[Stored items from a collection]
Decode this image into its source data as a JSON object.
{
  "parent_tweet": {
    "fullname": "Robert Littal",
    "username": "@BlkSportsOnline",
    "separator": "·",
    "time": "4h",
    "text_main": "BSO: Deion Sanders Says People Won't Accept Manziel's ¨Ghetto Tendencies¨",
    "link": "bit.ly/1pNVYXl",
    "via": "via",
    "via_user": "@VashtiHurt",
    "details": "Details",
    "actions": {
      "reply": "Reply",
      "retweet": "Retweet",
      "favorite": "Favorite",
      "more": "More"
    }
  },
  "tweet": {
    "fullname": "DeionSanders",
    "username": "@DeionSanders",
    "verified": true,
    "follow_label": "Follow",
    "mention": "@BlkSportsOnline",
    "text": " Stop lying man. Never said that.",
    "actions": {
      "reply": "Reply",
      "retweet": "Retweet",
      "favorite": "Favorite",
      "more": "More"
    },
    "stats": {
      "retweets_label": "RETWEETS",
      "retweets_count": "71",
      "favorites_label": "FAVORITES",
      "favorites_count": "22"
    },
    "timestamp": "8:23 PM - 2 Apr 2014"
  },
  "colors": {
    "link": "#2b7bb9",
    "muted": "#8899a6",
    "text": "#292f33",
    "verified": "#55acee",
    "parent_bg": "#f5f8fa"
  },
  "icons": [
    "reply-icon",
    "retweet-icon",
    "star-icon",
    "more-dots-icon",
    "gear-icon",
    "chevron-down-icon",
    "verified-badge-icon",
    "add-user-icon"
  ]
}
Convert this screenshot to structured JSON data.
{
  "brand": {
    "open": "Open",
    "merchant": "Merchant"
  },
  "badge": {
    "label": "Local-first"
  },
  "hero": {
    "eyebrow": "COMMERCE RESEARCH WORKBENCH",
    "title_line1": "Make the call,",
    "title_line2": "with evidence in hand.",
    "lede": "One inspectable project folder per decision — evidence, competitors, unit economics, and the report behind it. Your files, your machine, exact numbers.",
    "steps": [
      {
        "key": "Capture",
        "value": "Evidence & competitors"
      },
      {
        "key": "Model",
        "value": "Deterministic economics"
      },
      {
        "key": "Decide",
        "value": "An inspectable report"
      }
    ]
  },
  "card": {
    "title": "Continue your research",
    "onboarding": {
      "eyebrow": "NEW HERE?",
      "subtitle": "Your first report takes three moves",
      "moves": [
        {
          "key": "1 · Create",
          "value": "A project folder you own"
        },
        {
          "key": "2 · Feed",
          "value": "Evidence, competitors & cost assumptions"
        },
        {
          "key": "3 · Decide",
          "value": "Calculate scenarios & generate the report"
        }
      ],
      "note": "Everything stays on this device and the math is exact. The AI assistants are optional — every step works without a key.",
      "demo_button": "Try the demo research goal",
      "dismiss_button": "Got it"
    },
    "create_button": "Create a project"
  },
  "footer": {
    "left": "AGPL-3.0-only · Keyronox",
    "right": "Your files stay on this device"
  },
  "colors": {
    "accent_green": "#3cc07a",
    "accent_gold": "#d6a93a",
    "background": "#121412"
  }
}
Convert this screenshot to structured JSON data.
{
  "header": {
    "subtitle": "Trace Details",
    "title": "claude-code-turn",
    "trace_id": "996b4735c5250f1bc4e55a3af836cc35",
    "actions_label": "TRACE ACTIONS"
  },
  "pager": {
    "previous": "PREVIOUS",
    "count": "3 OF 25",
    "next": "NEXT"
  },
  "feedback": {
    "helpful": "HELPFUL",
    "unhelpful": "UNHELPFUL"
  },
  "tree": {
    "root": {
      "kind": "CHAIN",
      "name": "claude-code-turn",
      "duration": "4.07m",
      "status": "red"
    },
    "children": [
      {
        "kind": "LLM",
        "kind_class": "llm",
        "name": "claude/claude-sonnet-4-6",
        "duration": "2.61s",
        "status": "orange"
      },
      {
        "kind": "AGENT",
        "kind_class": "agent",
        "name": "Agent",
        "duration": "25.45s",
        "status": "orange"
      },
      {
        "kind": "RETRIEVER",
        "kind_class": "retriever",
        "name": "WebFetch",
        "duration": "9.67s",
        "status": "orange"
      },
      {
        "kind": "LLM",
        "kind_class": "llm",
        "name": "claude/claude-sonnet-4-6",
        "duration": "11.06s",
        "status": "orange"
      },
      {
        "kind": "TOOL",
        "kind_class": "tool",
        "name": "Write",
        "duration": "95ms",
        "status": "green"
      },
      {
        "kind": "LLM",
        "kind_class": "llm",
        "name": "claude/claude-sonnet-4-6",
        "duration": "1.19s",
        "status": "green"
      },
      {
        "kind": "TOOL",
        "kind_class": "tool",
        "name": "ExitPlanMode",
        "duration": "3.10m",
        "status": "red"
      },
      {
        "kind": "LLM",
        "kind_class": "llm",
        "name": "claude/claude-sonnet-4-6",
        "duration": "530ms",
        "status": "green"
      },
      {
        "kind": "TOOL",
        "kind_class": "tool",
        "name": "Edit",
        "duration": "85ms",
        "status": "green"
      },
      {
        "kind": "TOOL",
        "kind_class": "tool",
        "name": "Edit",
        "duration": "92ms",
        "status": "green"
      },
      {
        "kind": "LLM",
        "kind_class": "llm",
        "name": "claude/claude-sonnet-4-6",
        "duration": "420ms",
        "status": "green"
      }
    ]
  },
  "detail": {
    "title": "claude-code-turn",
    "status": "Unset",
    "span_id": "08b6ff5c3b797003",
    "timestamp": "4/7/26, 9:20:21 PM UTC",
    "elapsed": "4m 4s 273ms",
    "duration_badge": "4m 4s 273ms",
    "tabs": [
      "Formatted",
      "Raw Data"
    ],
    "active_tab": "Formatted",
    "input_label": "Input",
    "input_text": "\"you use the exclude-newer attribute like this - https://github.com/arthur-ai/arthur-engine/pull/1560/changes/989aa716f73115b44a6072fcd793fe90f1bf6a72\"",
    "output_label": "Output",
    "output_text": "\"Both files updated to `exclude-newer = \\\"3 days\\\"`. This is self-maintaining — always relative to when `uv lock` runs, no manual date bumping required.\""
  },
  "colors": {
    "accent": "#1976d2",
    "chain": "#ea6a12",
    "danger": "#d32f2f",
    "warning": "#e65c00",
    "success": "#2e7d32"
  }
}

WORK TO COMPLETE
In the entries above, find each line with the word "economics" and show it.

PROBLEM SOLUTION
    "lede": "One inspectable project folder per decision — evidence, competitors, unit economics, and the report behind it. Your files, your machine, exact numbers.",
        "value": "Deterministic economics"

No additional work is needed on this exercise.